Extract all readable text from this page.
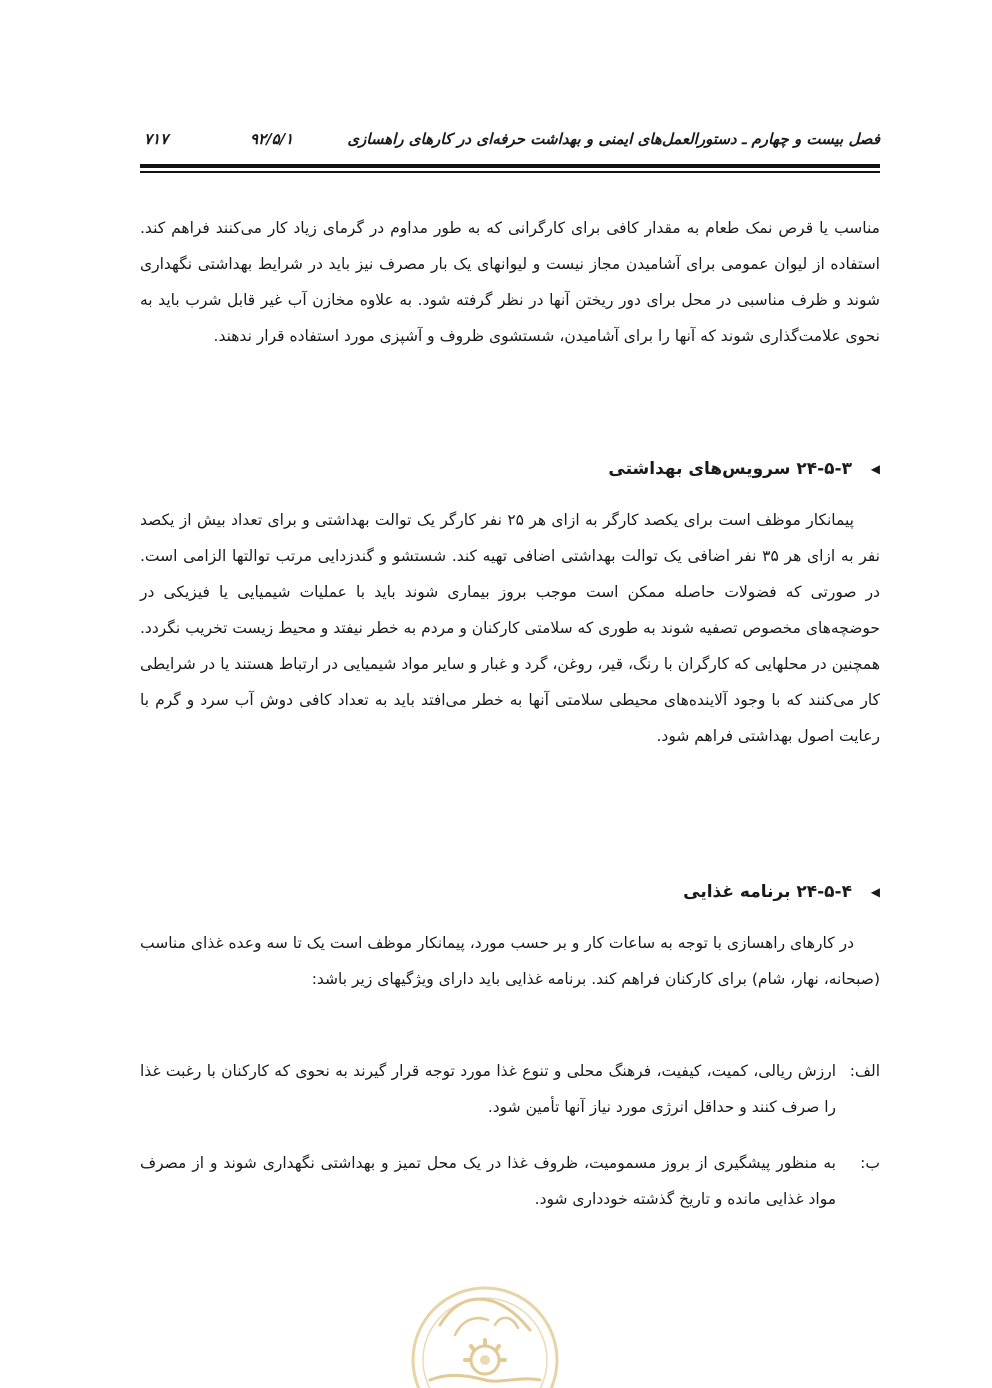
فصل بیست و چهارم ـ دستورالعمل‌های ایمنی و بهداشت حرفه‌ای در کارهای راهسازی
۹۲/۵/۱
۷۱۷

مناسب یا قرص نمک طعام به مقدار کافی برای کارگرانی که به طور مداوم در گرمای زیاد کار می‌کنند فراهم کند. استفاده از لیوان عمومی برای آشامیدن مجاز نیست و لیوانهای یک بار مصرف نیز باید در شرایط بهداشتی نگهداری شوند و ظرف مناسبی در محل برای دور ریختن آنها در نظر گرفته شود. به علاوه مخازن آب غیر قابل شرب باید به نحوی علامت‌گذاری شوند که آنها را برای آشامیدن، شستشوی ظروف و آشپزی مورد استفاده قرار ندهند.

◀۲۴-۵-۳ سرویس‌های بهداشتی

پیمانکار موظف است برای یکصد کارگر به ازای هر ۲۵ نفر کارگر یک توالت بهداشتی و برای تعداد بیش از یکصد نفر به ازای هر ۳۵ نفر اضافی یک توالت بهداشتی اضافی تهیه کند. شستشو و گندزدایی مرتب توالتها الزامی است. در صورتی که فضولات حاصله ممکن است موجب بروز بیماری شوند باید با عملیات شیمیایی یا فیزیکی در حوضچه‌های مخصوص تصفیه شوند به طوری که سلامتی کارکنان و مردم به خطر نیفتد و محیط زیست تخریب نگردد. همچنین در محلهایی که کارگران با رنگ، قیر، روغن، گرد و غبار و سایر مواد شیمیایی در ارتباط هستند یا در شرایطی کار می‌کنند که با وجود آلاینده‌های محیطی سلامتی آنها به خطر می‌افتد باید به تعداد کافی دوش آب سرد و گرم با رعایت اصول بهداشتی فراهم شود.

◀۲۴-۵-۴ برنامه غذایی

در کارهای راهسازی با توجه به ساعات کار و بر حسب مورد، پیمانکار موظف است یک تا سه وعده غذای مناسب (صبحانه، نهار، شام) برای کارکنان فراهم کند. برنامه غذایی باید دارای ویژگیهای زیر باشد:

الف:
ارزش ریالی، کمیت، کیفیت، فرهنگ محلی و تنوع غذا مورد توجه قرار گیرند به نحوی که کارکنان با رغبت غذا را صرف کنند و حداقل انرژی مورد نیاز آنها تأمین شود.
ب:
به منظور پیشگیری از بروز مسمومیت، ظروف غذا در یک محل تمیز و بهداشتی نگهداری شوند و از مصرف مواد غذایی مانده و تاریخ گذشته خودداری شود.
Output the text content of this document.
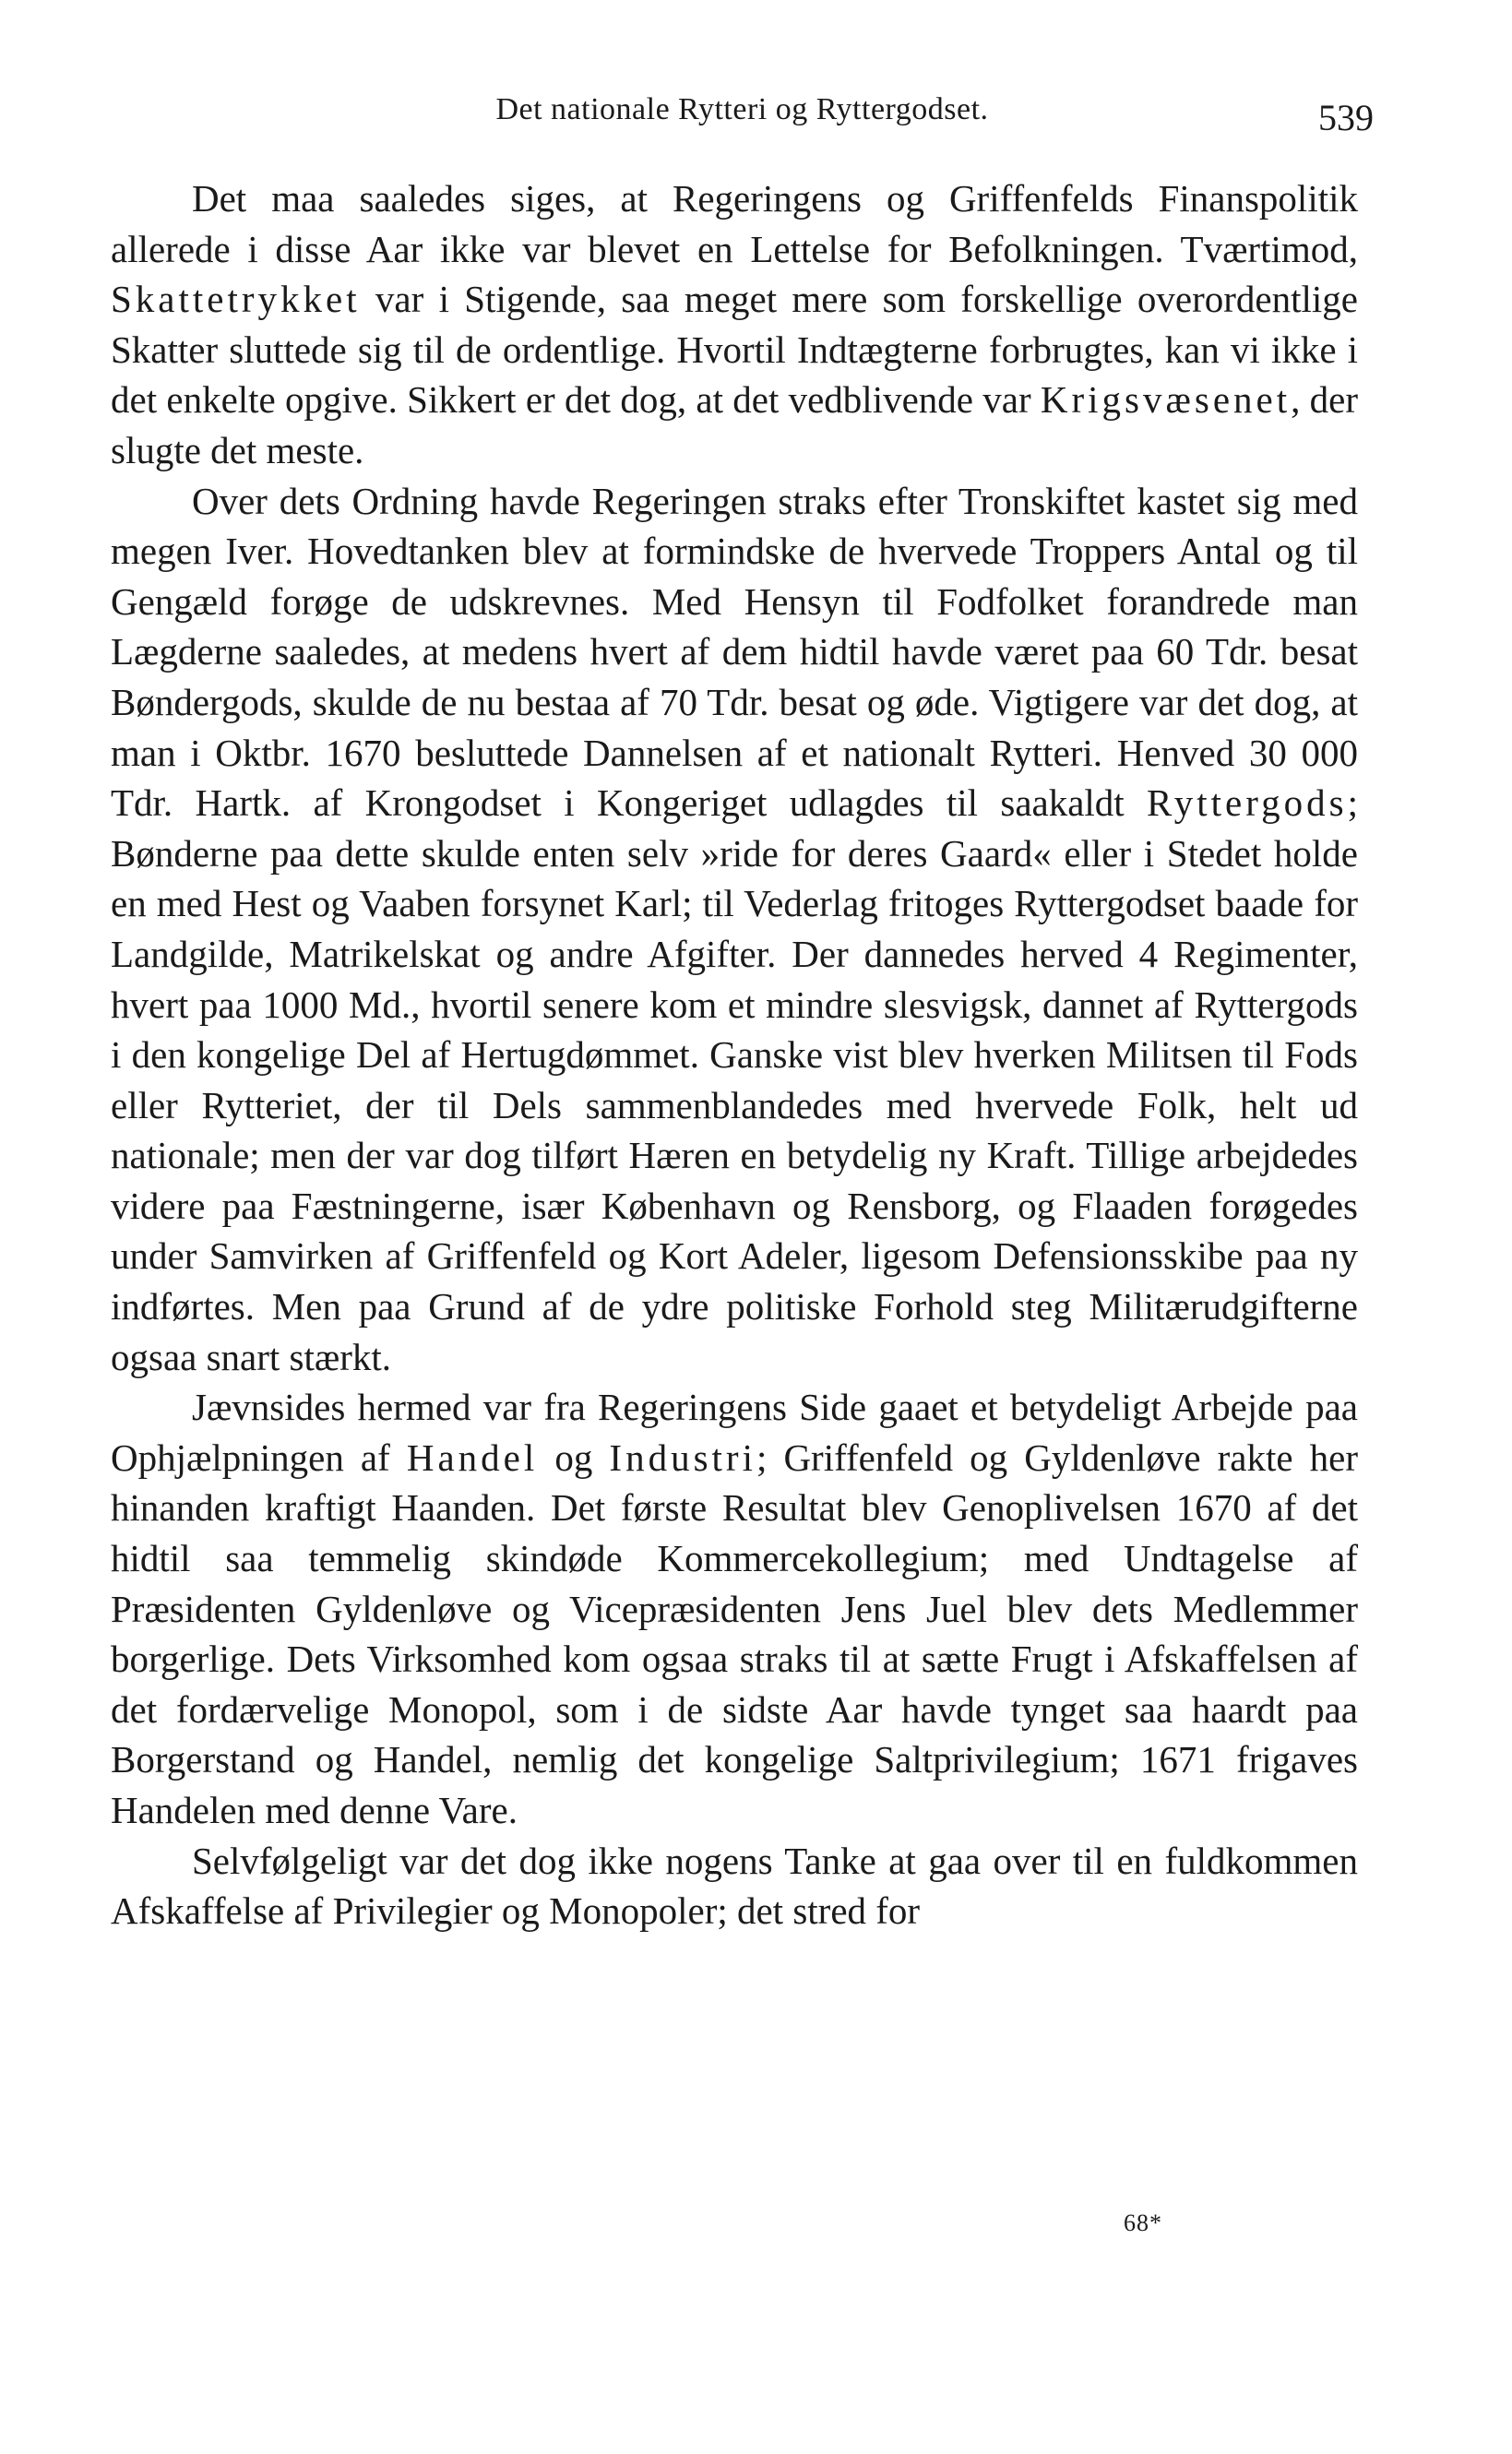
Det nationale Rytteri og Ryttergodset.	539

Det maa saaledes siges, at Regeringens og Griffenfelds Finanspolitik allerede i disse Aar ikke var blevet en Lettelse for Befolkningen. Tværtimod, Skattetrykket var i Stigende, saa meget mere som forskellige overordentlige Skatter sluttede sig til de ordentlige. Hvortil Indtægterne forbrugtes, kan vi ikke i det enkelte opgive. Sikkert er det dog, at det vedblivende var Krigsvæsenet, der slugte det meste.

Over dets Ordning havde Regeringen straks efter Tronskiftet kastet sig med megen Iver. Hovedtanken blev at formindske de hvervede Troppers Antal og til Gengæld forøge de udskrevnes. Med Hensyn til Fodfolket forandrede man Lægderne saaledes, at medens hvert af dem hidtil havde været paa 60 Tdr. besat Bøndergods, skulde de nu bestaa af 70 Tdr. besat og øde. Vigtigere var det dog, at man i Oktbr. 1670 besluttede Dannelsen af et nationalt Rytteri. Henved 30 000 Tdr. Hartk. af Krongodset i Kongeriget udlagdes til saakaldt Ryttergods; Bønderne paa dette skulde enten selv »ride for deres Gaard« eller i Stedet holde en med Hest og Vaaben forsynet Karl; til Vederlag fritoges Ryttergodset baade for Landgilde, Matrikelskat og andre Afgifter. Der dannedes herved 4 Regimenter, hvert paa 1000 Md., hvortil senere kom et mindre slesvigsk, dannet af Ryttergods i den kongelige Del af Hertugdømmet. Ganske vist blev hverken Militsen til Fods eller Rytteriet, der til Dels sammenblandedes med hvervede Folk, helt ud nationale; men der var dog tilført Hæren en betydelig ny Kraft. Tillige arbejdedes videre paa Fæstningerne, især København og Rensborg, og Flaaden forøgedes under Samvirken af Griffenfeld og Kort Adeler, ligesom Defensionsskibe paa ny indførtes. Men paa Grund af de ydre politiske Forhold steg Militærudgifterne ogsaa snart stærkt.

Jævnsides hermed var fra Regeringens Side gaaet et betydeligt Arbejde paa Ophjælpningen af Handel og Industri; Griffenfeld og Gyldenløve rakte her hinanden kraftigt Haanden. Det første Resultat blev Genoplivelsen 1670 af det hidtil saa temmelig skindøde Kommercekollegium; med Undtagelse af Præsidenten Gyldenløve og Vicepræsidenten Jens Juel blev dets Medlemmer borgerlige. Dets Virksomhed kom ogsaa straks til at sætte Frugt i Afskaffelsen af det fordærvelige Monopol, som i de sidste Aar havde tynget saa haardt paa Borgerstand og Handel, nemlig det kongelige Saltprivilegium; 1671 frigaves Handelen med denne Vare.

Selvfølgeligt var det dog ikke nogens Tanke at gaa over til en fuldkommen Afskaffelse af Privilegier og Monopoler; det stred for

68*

» EXERCISE INSTRUCTIONS
Copy the data word for word. Pictures do not go in the copy.

» WORKED SOLUTION
Extract all readable text from this page.
فصل بیست و چهارم ـ دستورالعمل‌های ایمنی و بهداشت حرفه‌ای در کارهای راهسازی
۹۲/۵/۱
۷۱۷

مناسب یا قرص نمک طعام به مقدار کافی برای کارگرانی که به طور مداوم در گرمای زیاد کار می‌کنند فراهم کند. استفاده از لیوان عمومی برای آشامیدن مجاز نیست و لیوانهای یک بار مصرف نیز باید در شرایط بهداشتی نگهداری شوند و ظرف مناسبی در محل برای دور ریختن آنها در نظر گرفته شود. به علاوه مخازن آب غیر قابل شرب باید به نحوی علامت‌گذاری شوند که آنها را برای آشامیدن، شستشوی ظروف و آشپزی مورد استفاده قرار ندهند.

◀۲۴-۵-۳ سرویس‌های بهداشتی

پیمانکار موظف است برای یکصد کارگر به ازای هر ۲۵ نفر کارگر یک توالت بهداشتی و برای تعداد بیش از یکصد نفر به ازای هر ۳۵ نفر اضافی یک توالت بهداشتی اضافی تهیه کند. شستشو و گندزدایی مرتب توالتها الزامی است. در صورتی که فضولات حاصله ممکن است موجب بروز بیماری شوند باید با عملیات شیمیایی یا فیزیکی در حوضچه‌های مخصوص تصفیه شوند به طوری که سلامتی کارکنان و مردم به خطر نیفتد و محیط زیست تخریب نگردد. همچنین در محلهایی که کارگران با رنگ، قیر، روغن، گرد و غبار و سایر مواد شیمیایی در ارتباط هستند یا در شرایطی کار می‌کنند که با وجود آلاینده‌های محیطی سلامتی آنها به خطر می‌افتد باید به تعداد کافی دوش آب سرد و گرم با رعایت اصول بهداشتی فراهم شود.

◀۲۴-۵-۴ برنامه غذایی

در کارهای راهسازی با توجه به ساعات کار و بر حسب مورد، پیمانکار موظف است یک تا سه وعده غذای مناسب (صبحانه، نهار، شام) برای کارکنان فراهم کند. برنامه غذایی باید دارای ویژگیهای زیر باشد:

الف:
ارزش ریالی، کمیت، کیفیت، فرهنگ محلی و تنوع غذا مورد توجه قرار گیرند به نحوی که کارکنان با رغبت غذا را صرف کنند و حداقل انرژی مورد نیاز آنها تأمین شود.
ب:
به منظور پیشگیری از بروز مسمومیت، ظروف غذا در یک محل تمیز و بهداشتی نگهداری شوند و از مصرف مواد غذایی مانده و تاریخ گذشته خودداری شود.
Output the text content of this document.
Det nationale Rytteri og Ryttergodset.	539

Det maa saaledes siges, at Regeringens og Griffenfelds Finanspolitik allerede i disse Aar ikke var blevet en Lettelse for Befolkningen. Tværtimod, Skattetrykket var i Stigende, saa meget mere som forskellige overordentlige Skatter sluttede sig til de ordentlige. Hvortil Indtægterne forbrugtes, kan vi ikke i det enkelte opgive. Sikkert er det dog, at det vedblivende var Krigsvæsenet, der slugte det meste.

Over dets Ordning havde Regeringen straks efter Tronskiftet kastet sig med megen Iver. Hovedtanken blev at formindske de hvervede Troppers Antal og til Gengæld forøge de udskrevnes. Med Hensyn til Fodfolket forandrede man Lægderne saaledes, at medens hvert af dem hidtil havde været paa 60 Tdr. besat Bøndergods, skulde de nu bestaa af 70 Tdr. besat og øde. Vigtigere var det dog, at man i Oktbr. 1670 besluttede Dannelsen af et nationalt Rytteri. Henved 30 000 Tdr. Hartk. af Krongodset i Kongeriget udlagdes til saakaldt Ryttergods; Bønderne paa dette skulde enten selv »ride for deres Gaard« eller i Stedet holde en med Hest og Vaaben forsynet Karl; til Vederlag fritoges Ryttergodset baade for Landgilde, Matrikelskat og andre Afgifter. Der dannedes herved 4 Regimenter, hvert paa 1000 Md., hvortil senere kom et mindre slesvigsk, dannet af Ryttergods i den kongelige Del af Hertugdømmet. Ganske vist blev hverken Militsen til Fods eller Rytteriet, der til Dels sammenblandedes med hvervede Folk, helt ud nationale; men der var dog tilført Hæren en betydelig ny Kraft. Tillige arbejdedes videre paa Fæstningerne, især København og Rensborg, og Flaaden forøgedes under Samvirken af Griffenfeld og Kort Adeler, ligesom Defensionsskibe paa ny indførtes. Men paa Grund af de ydre politiske Forhold steg Militærudgifterne ogsaa snart stærkt.

Jævnsides hermed var fra Regeringens Side gaaet et betydeligt Arbejde paa Ophjælpningen af Handel og Industri; Griffenfeld og Gyldenløve rakte her hinanden kraftigt Haanden. Det første Resultat blev Genoplivelsen 1670 af det hidtil saa temmelig skindøde Kommercekollegium; med Undtagelse af Præsidenten Gyldenløve og Vicepræsidenten Jens Juel blev dets Medlemmer borgerlige. Dets Virksomhed kom ogsaa straks til at sætte Frugt i Afskaffelsen af det fordærvelige Monopol, som i de sidste Aar havde tynget saa haardt paa Borgerstand og Handel, nemlig det kongelige Saltprivilegium; 1671 frigaves Handelen med denne Vare.

Selvfølgeligt var det dog ikke nogens Tanke at gaa over til en fuldkommen Afskaffelse af Privilegier og Monopoler; det stred for

68*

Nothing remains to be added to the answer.